Description of the task> Check the listing below line by line and report how many lines hold "color", with no other words.

━━━━━ Data for processing

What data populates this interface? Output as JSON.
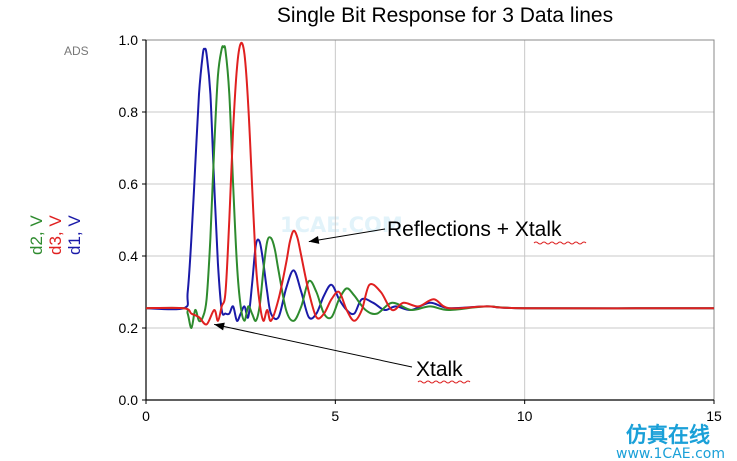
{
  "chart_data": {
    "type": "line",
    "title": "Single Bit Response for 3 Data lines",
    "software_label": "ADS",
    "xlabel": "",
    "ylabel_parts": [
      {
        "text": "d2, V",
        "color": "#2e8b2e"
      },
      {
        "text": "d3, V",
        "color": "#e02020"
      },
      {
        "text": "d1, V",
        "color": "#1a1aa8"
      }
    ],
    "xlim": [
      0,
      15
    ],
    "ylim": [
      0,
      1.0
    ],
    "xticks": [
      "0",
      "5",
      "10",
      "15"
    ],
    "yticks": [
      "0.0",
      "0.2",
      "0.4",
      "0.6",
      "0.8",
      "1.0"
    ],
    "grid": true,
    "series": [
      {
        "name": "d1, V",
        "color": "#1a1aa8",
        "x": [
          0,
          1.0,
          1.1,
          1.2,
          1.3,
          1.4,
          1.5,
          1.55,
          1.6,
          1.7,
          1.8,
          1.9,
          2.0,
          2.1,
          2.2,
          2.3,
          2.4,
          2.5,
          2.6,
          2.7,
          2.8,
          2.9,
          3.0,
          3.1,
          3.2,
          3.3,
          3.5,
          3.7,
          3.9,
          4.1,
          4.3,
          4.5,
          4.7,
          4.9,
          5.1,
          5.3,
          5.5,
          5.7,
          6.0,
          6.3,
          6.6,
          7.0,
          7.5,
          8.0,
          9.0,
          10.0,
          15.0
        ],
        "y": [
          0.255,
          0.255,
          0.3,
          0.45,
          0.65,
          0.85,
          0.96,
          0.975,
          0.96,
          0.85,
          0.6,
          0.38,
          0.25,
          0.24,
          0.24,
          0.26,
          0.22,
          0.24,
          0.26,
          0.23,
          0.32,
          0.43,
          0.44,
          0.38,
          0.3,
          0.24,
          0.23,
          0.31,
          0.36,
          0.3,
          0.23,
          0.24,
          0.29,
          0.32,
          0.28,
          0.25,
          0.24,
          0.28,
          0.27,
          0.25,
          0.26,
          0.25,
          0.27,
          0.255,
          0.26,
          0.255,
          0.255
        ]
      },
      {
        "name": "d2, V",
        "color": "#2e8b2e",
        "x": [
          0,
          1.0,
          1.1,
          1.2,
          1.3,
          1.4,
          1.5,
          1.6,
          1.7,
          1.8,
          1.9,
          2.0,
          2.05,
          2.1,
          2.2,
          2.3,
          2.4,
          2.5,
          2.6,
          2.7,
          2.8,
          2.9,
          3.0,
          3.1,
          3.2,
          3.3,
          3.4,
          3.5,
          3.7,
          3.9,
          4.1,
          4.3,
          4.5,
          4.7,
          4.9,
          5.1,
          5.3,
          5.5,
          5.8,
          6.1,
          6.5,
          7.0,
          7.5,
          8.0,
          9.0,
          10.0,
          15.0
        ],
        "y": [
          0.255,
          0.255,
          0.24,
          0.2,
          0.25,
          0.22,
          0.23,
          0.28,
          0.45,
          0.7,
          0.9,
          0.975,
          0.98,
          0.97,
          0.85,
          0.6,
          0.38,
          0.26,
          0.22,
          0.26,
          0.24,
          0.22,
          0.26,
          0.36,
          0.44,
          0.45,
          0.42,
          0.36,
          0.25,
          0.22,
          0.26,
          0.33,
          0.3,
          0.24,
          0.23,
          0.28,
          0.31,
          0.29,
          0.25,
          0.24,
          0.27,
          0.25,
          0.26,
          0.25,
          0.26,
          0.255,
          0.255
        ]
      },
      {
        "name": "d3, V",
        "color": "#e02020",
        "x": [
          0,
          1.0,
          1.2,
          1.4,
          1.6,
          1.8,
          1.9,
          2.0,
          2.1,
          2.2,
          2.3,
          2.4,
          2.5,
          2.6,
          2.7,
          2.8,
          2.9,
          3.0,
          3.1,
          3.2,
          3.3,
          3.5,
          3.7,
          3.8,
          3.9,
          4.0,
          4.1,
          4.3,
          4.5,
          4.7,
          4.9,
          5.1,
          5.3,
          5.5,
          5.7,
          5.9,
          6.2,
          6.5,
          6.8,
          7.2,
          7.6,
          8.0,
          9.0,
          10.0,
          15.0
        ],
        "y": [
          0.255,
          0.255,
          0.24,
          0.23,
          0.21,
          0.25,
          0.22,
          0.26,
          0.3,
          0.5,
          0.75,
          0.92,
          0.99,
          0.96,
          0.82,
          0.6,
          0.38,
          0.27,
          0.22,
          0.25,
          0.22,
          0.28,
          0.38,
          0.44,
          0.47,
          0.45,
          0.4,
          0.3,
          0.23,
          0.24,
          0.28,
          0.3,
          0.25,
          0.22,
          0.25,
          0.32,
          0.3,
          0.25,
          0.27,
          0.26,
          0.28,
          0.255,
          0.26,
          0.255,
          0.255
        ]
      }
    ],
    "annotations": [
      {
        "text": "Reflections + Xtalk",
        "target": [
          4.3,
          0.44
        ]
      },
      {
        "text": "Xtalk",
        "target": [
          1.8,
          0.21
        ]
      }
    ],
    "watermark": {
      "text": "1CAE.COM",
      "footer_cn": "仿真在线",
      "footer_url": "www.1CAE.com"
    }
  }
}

━━━━━━━━━━

Output for this task> 6